* [Compito A] Ricopia tali e quali le righe dei dati dalla riga con "svg-text:Balcony: Balcony: [107, 313, 163, 332]" alla riga con "svg-text:Aug: Aug: [454, 364, 478, 383]", comprese entrambe.

* [Testo citato]
- - - - -

C’è ancora, dunque, molto cammino da fare, ma qualcosa di importante si è avviato. Sta a tutti – lo dico innanzitutto a me stessa – imparare dagli errori ed essere più ambiziosi e aperti non per sé, ma per la ricerca infinita di un bene comune (Applausi dei deputati del gruppo Partito Democratico).

Pag. 34

  PRESIDENTE. È iscritta a parlare la deputata Elena Centemero. Ne ha facoltà.

  ELENA CENTEMERO. Grazie, signora Presidente. Signora Presidente, signora Ministra, il mio intervento oggi in quest'Aula non è sicuramente un intervento di chi ha competenze di costituzionalista, come abbiamo sentito sia in Commissione sia all'interno di quest'Aula, ma parlo proprio come deputata rappresentante dei cittadini, ricordando che la Costituzione è rivolta e deve essere viva e deve essere comprensibile nel cuore dei cittadini. Parlo anche come chi, nella prima lettura alla Camera, ha lavorato all'interno della Commissione, nel comitato ristretto di questa riforma costituzionale, con la ferma volontà di voler cambiare e riformare la nostra Costituzione, sicuramente da una posizione diversa rispetto a quella delle forze di maggioranza, parlando, appunto, dall'opposizione.
  Negli interventi che mi hanno preceduto, anche io avrei voluto un intervento più deciso e più radicale, soprattutto su quello che è l'aspetto del regionalismo e delle autonomie locali, rispetto al quale, all'interno di questa riforma costituzionale, non si prende una vera e decisa posizione, così come per quanto riguarda il Senato, che avrei voluto più simile a quello del modello tedesco o di altri modelli europei, di altre Costituzioni europee, che rappresentano un po’ il tema del confronto costituzionale.
  Ricordo anche che nel rendere efficiente il nostro sistema – cosa che ritengo assolutamente necessaria – non vada dimenticata anche, oltre alla riforma costituzionale, la riforma della legge elettorale, legge elettorale che è strettamente collegata, ma anche – qui mi rivolgo a lei, signora Presidente – la riforma dei Regolamenti parlamentari, che è assolutamente necessaria per rendere più efficiente il processo legislativo.

- - - - -

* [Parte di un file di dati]
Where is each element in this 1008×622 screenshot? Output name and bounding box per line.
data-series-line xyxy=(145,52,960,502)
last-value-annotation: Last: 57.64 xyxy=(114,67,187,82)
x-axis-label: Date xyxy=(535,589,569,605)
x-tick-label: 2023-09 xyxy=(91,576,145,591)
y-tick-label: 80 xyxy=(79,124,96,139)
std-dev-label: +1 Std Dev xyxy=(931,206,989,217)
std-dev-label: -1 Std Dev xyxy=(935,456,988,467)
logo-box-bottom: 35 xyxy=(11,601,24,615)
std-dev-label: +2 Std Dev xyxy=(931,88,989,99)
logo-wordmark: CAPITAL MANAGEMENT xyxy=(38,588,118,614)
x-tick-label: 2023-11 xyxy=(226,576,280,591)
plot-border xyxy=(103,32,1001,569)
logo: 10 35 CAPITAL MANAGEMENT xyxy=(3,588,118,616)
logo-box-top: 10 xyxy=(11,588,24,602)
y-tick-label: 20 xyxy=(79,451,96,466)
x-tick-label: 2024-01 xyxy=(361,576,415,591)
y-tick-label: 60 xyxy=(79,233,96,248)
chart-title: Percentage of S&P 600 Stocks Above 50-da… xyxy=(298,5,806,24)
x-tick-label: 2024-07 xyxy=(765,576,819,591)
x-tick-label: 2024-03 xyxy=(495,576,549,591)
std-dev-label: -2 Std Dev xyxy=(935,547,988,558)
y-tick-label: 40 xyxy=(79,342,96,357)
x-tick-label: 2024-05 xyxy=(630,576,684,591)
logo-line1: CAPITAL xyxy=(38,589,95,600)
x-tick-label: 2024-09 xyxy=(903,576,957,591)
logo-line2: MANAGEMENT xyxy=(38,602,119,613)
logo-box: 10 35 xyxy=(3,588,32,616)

- - - - -

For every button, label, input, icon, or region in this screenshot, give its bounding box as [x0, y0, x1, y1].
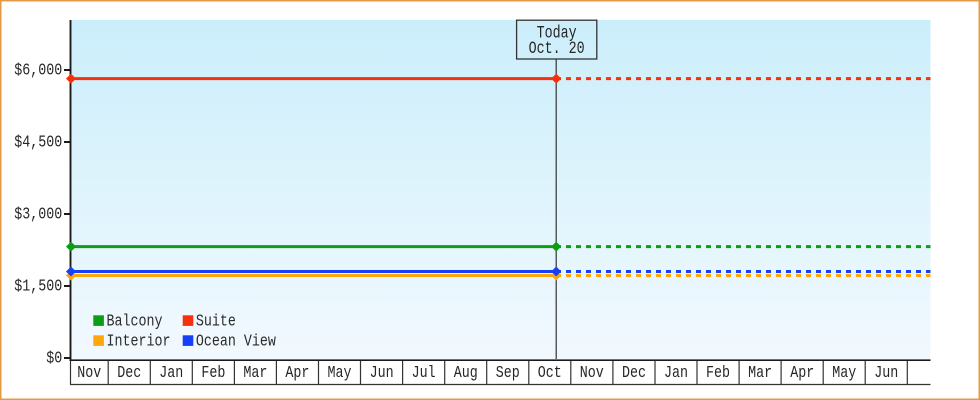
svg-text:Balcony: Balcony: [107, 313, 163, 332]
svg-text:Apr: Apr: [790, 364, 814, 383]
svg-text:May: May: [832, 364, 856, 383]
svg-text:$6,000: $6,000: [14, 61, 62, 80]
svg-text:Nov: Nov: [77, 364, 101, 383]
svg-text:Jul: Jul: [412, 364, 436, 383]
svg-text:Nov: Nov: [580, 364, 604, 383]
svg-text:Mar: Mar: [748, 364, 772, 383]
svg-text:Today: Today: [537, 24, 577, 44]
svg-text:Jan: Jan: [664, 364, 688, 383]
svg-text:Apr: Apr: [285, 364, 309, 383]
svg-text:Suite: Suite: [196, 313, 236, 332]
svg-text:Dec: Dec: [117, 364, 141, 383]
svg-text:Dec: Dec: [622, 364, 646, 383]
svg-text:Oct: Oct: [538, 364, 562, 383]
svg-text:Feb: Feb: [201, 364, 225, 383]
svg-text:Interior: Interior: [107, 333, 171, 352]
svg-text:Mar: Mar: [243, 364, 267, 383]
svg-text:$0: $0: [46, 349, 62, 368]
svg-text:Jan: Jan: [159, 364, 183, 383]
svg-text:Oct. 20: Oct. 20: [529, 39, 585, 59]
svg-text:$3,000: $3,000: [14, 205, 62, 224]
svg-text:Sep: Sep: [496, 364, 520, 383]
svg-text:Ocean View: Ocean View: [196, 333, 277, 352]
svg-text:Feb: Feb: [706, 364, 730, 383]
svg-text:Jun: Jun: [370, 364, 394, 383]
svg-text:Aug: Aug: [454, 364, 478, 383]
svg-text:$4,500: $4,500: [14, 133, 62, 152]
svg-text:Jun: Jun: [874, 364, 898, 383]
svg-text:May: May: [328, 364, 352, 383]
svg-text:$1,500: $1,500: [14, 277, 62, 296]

- - - - -

* [Compito B] Nel testo citato, a quale modello Elena Centemero avrebbe voluto più simile il Senato?

* [Risposta scritta A]
svg-text:Balcony: Balcony: [107, 313, 163, 332]
svg-text:Apr: Apr: [790, 364, 814, 383]
svg-text:May: May: [832, 364, 856, 383]
svg-text:$6,000: $6,000: [14, 61, 62, 80]
svg-text:Nov: Nov: [77, 364, 101, 383]
svg-text:Jul: Jul: [412, 364, 436, 383]
svg-text:Nov: Nov: [580, 364, 604, 383]
svg-text:Mar: Mar: [748, 364, 772, 383]
svg-text:Today: Today: [537, 24, 577, 44]
svg-text:Jan: Jan: [664, 364, 688, 383]
svg-text:Apr: Apr: [285, 364, 309, 383]
svg-text:Suite: Suite: [196, 313, 236, 332]
svg-text:Dec: Dec: [117, 364, 141, 383]
svg-text:Dec: Dec: [622, 364, 646, 383]
svg-text:Oct: Oct: [538, 364, 562, 383]
svg-text:Feb: Feb: [201, 364, 225, 383]
svg-text:Interior: Interior: [107, 333, 171, 352]
svg-text:Mar: Mar: [243, 364, 267, 383]
svg-text:$0: $0: [46, 349, 62, 368]
svg-text:Jan: Jan: [159, 364, 183, 383]
svg-text:Oct. 20: Oct. 20: [529, 39, 585, 59]
svg-text:$3,000: $3,000: [14, 205, 62, 224]
svg-text:Sep: Sep: [496, 364, 520, 383]
svg-text:Ocean View: Ocean View: [196, 333, 277, 352]
svg-text:Feb: Feb: [706, 364, 730, 383]
svg-text:Jun: Jun: [370, 364, 394, 383]
svg-text:Aug: Aug: [454, 364, 478, 383]

* [Risposta scritta B] Al modello tedesco o ad altri modelli europei, di altre Costituzioni europee.